__RECORDS__:
[start]
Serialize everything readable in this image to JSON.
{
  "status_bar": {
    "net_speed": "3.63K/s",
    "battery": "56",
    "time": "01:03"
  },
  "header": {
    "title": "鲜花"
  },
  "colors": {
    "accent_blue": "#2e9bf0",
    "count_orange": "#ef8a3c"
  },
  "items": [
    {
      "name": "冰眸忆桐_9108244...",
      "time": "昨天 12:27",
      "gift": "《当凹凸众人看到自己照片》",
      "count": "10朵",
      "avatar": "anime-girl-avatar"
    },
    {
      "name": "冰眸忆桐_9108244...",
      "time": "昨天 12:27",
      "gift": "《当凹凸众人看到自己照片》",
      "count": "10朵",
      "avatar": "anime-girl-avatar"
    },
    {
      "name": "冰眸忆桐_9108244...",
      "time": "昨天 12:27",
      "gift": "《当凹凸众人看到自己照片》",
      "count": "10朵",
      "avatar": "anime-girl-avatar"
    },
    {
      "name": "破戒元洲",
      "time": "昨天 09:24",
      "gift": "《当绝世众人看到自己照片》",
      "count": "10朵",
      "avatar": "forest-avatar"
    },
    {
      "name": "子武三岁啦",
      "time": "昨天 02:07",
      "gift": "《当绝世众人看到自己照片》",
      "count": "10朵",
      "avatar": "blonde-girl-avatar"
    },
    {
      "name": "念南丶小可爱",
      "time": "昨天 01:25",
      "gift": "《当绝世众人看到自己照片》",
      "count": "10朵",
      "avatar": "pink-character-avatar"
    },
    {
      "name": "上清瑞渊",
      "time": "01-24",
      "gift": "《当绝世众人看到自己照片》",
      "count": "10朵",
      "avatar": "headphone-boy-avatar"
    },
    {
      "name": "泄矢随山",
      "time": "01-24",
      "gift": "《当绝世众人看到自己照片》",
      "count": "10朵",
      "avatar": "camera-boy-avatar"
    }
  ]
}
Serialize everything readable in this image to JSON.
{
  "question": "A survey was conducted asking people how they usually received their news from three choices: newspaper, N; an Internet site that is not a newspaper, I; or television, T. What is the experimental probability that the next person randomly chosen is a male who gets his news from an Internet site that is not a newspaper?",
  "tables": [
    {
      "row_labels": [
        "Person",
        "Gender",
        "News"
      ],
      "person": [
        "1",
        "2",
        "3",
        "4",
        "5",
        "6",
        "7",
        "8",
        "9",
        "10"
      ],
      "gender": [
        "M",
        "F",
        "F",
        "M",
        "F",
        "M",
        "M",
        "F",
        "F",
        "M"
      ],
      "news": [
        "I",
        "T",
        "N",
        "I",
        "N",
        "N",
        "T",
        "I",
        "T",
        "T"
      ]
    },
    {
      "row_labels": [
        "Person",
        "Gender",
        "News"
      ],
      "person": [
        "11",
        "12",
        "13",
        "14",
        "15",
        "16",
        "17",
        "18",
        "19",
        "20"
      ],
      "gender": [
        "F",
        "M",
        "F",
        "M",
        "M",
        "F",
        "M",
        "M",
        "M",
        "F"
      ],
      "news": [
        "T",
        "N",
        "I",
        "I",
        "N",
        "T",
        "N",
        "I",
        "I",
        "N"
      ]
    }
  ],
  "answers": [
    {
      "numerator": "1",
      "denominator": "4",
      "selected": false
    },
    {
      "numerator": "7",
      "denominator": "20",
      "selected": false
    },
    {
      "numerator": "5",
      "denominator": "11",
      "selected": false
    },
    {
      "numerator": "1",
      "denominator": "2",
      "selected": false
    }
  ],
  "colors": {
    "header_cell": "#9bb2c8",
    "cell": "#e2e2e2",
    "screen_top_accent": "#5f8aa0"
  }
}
[end]
All of the entries should be written out again exactly.

__FINAL RESULT__:
Serialize everything readable in this image to JSON.
{
  "status_bar": {
    "net_speed": "3.63K/s",
    "battery": "56",
    "time": "01:03"
  },
  "header": {
    "title": "鲜花"
  },
  "colors": {
    "accent_blue": "#2e9bf0",
    "count_orange": "#ef8a3c"
  },
  "items": [
    {
      "name": "冰眸忆桐_9108244...",
      "time": "昨天 12:27",
      "gift": "《当凹凸众人看到自己照片》",
      "count": "10朵",
      "avatar": "anime-girl-avatar"
    },
    {
      "name": "冰眸忆桐_9108244...",
      "time": "昨天 12:27",
      "gift": "《当凹凸众人看到自己照片》",
      "count": "10朵",
      "avatar": "anime-girl-avatar"
    },
    {
      "name": "冰眸忆桐_9108244...",
      "time": "昨天 12:27",
      "gift": "《当凹凸众人看到自己照片》",
      "count": "10朵",
      "avatar": "anime-girl-avatar"
    },
    {
      "name": "破戒元洲",
      "time": "昨天 09:24",
      "gift": "《当绝世众人看到自己照片》",
      "count": "10朵",
      "avatar": "forest-avatar"
    },
    {
      "name": "子武三岁啦",
      "time": "昨天 02:07",
      "gift": "《当绝世众人看到自己照片》",
      "count": "10朵",
      "avatar": "blonde-girl-avatar"
    },
    {
      "name": "念南丶小可爱",
      "time": "昨天 01:25",
      "gift": "《当绝世众人看到自己照片》",
      "count": "10朵",
      "avatar": "pink-character-avatar"
    },
    {
      "name": "上清瑞渊",
      "time": "01-24",
      "gift": "《当绝世众人看到自己照片》",
      "count": "10朵",
      "avatar": "headphone-boy-avatar"
    },
    {
      "name": "泄矢随山",
      "time": "01-24",
      "gift": "《当绝世众人看到自己照片》",
      "count": "10朵",
      "avatar": "camera-boy-avatar"
    }
  ]
}
Serialize everything readable in this image to JSON.
{
  "question": "A survey was conducted asking people how they usually received their news from three choices: newspaper, N; an Internet site that is not a newspaper, I; or television, T. What is the experimental probability that the next person randomly chosen is a male who gets his news from an Internet site that is not a newspaper?",
  "tables": [
    {
      "row_labels": [
        "Person",
        "Gender",
        "News"
      ],
      "person": [
        "1",
        "2",
        "3",
        "4",
        "5",
        "6",
        "7",
        "8",
        "9",
        "10"
      ],
      "gender": [
        "M",
        "F",
        "F",
        "M",
        "F",
        "M",
        "M",
        "F",
        "F",
        "M"
      ],
      "news": [
        "I",
        "T",
        "N",
        "I",
        "N",
        "N",
        "T",
        "I",
        "T",
        "T"
      ]
    },
    {
      "row_labels": [
        "Person",
        "Gender",
        "News"
      ],
      "person": [
        "11",
        "12",
        "13",
        "14",
        "15",
        "16",
        "17",
        "18",
        "19",
        "20"
      ],
      "gender": [
        "F",
        "M",
        "F",
        "M",
        "M",
        "F",
        "M",
        "M",
        "M",
        "F"
      ],
      "news": [
        "T",
        "N",
        "I",
        "I",
        "N",
        "T",
        "N",
        "I",
        "I",
        "N"
      ]
    }
  ],
  "answers": [
    {
      "numerator": "1",
      "denominator": "4",
      "selected": false
    },
    {
      "numerator": "7",
      "denominator": "20",
      "selected": false
    },
    {
      "numerator": "5",
      "denominator": "11",
      "selected": false
    },
    {
      "numerator": "1",
      "denominator": "2",
      "selected": false
    }
  ],
  "colors": {
    "header_cell": "#9bb2c8",
    "cell": "#e2e2e2",
    "screen_top_accent": "#5f8aa0"
  }
}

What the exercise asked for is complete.